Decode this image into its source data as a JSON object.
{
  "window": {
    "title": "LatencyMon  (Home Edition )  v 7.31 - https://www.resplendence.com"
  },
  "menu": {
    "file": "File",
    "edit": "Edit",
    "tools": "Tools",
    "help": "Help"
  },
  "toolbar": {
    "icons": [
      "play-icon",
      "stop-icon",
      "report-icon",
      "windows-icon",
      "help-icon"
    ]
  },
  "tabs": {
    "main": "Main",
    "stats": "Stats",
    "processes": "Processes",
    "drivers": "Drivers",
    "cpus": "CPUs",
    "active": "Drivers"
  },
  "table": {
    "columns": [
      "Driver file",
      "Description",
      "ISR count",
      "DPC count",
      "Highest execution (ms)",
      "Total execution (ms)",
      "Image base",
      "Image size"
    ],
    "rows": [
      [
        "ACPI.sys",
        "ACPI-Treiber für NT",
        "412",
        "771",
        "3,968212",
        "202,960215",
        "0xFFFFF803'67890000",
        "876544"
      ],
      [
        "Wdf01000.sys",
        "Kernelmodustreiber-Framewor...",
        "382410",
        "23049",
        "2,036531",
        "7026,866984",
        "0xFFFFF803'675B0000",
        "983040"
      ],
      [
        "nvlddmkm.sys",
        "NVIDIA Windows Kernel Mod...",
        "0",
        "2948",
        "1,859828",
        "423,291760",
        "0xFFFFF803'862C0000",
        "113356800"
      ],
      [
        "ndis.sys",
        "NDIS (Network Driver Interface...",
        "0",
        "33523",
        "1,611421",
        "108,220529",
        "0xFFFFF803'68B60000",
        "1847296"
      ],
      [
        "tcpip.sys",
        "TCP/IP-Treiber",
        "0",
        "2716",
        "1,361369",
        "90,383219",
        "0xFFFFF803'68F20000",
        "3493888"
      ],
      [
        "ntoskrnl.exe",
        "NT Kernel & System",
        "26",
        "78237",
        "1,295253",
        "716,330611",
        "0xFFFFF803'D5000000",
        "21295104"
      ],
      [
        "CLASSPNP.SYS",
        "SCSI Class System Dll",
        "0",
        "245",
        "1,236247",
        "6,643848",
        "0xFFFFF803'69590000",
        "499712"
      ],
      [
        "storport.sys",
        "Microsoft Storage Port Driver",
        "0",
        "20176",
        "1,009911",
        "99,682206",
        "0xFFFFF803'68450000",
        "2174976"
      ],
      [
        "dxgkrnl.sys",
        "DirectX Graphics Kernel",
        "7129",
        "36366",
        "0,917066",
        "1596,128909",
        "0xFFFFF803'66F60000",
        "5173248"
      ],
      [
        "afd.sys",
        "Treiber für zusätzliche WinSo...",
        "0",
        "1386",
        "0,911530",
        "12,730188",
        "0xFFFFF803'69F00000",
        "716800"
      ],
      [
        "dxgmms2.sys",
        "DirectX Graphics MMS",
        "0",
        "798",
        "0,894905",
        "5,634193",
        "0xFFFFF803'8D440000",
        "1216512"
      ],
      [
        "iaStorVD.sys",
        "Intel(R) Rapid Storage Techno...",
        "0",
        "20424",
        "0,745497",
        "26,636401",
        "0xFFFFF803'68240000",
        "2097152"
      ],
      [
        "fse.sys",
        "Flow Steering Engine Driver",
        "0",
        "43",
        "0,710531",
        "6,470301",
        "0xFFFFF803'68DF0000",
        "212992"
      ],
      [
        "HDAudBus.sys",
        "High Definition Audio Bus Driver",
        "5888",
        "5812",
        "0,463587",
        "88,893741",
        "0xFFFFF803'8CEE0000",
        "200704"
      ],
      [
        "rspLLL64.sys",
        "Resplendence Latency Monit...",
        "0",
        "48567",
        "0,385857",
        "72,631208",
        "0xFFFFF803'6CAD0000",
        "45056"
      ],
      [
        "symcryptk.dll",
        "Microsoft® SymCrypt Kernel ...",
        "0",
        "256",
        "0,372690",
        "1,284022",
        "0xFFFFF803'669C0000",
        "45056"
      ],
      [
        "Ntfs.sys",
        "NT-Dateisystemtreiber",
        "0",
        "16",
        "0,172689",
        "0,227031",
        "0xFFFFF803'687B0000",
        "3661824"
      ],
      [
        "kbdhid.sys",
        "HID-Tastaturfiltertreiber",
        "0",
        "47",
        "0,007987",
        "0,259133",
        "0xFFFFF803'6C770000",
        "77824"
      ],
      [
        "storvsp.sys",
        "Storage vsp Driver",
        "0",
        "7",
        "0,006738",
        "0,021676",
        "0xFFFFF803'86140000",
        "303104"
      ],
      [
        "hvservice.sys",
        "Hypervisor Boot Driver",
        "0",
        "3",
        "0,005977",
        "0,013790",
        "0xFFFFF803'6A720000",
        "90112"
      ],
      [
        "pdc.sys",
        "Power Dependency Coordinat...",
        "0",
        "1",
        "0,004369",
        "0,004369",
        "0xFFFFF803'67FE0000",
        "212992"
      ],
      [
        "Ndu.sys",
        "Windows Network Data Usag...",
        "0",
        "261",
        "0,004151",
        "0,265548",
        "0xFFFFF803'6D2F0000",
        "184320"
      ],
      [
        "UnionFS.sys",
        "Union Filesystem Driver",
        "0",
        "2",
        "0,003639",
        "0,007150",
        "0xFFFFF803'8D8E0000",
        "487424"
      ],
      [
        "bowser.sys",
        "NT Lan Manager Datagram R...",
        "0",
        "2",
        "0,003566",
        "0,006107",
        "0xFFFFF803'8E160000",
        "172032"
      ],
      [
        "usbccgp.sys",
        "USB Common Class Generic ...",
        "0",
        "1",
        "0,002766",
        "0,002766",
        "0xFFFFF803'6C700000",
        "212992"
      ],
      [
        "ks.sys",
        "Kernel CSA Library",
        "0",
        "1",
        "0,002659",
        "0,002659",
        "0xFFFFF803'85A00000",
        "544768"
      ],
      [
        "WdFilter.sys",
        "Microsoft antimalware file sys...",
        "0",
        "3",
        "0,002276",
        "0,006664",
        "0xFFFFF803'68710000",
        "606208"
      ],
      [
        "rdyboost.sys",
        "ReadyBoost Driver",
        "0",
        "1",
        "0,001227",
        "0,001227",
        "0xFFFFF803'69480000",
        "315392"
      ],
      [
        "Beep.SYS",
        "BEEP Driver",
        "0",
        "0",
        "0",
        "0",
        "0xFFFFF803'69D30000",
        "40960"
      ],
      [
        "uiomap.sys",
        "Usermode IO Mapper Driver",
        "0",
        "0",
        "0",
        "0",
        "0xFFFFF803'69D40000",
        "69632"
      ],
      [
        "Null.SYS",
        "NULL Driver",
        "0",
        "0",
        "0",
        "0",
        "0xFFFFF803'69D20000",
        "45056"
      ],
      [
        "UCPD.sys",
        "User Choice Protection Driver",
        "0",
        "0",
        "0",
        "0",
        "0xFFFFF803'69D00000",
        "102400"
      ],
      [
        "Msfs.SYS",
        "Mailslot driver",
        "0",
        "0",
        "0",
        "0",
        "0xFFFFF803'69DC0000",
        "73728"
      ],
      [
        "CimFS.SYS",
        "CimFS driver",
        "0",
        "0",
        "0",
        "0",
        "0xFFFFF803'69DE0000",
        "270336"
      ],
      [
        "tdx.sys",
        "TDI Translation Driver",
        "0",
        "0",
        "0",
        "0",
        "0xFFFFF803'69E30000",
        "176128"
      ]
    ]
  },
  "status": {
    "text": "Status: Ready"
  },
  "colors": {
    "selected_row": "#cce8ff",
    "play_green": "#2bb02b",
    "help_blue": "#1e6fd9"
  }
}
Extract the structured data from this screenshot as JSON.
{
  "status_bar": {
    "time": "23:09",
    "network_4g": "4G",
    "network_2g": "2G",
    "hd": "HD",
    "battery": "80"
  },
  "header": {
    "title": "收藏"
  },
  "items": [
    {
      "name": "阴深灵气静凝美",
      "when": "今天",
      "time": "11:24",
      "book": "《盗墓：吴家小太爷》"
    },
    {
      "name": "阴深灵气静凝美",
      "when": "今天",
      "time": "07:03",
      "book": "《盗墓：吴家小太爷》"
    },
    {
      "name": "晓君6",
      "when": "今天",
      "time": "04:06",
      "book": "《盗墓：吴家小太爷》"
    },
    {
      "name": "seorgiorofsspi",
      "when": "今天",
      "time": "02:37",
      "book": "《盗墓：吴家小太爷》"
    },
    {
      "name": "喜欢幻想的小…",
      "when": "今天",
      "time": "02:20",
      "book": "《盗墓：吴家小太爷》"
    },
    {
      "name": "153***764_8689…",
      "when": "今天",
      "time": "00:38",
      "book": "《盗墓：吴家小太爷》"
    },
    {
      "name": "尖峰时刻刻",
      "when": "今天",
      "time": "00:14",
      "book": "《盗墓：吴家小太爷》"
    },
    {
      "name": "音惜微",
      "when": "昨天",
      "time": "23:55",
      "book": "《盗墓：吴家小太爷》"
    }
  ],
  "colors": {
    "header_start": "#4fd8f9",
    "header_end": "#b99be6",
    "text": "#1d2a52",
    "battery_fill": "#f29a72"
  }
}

◆ ◆ ◆ ◆ ◆

> Description of the task:
List every line above that holds the word "time".

> Output for this task:
    "time": "23:09",
      "time": "11:24",
      "time": "07:03",
      "time": "04:06",
      "time": "02:37",
      "time": "02:20",
      "time": "00:38",
      "time": "00:14",
      "time": "23:55",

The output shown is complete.